*What you need to do*: Pick out every line of the listing below that contains the string "assets", and copy each one.

(Layout annotation records)
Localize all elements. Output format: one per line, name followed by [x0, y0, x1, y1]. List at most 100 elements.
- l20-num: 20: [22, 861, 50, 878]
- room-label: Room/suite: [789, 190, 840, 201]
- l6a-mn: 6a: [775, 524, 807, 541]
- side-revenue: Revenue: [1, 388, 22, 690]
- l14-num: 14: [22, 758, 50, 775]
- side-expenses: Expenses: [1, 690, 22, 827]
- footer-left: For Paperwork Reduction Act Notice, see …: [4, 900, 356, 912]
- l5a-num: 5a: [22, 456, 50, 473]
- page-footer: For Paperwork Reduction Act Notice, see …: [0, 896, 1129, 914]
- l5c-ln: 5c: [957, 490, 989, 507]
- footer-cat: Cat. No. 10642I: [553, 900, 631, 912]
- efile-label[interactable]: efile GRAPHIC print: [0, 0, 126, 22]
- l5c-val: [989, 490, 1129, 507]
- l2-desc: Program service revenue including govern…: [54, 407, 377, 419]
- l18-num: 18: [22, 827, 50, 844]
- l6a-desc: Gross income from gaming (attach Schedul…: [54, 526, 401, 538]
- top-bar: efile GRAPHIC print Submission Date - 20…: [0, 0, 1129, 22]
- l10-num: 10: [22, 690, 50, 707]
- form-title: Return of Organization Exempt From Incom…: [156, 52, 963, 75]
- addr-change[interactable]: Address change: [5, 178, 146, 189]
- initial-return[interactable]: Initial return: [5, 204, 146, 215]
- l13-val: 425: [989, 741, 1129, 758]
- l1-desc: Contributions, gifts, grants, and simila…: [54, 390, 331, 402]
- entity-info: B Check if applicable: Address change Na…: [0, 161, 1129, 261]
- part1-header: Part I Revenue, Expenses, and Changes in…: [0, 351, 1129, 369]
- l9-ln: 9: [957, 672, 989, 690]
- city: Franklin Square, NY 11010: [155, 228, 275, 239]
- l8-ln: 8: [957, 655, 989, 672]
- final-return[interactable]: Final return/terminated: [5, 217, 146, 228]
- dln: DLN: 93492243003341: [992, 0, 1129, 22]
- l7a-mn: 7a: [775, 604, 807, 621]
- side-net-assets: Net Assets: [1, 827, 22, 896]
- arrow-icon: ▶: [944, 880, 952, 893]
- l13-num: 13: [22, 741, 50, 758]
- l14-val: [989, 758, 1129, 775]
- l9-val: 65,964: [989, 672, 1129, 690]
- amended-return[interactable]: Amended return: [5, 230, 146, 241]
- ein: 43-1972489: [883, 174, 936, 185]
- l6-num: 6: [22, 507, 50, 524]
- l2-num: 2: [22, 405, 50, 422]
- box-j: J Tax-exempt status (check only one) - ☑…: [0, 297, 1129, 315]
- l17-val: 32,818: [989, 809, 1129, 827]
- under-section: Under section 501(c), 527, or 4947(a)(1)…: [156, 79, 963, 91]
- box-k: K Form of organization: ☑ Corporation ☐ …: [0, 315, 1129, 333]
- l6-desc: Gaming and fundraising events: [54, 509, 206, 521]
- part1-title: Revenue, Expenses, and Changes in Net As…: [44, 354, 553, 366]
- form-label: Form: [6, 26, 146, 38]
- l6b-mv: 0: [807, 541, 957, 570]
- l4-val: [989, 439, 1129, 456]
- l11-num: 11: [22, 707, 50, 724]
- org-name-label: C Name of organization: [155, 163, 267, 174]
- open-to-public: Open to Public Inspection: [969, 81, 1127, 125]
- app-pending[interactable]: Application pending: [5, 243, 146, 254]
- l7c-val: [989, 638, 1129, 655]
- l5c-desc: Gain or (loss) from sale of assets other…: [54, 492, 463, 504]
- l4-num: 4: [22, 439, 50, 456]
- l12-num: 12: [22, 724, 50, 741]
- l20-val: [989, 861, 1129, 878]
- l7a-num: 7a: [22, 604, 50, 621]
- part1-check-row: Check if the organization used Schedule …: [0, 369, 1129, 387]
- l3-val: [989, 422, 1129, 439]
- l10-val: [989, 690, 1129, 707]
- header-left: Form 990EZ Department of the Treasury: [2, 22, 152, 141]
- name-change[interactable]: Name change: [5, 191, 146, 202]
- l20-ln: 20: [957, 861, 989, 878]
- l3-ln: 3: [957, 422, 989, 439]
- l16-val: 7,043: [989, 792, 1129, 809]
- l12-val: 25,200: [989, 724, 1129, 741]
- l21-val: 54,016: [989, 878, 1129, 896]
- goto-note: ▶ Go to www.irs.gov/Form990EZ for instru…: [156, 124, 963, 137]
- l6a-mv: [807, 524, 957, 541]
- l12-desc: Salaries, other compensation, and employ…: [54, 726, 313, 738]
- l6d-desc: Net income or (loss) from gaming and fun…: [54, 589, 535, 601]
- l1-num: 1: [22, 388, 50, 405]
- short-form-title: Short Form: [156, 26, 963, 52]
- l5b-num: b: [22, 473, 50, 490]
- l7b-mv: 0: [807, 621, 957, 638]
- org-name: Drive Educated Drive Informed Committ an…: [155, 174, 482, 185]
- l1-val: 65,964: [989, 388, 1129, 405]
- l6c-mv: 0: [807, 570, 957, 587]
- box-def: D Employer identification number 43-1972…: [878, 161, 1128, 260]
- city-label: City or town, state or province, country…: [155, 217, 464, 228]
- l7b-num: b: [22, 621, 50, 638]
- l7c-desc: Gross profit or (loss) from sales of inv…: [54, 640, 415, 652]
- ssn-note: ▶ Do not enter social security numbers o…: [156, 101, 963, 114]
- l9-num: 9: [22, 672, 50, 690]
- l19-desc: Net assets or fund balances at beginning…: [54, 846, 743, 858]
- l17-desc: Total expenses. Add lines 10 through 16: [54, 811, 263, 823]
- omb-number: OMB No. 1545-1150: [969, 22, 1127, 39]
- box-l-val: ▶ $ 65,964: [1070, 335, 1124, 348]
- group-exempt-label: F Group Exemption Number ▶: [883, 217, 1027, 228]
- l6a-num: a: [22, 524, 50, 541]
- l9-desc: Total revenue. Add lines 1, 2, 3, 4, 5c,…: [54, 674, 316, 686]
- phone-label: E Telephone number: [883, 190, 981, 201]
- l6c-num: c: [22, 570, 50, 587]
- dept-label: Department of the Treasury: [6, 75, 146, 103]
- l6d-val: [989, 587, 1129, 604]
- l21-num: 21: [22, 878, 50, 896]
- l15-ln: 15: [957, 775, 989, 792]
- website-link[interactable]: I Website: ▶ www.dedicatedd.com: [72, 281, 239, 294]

*Response*:
- side-net-assets: Net Assets: [1, 827, 22, 896]
- l5c-desc: Gain or (loss) from sale of assets other…: [54, 492, 463, 504]
- l19-desc: Net assets or fund balances at beginning…: [54, 846, 743, 858]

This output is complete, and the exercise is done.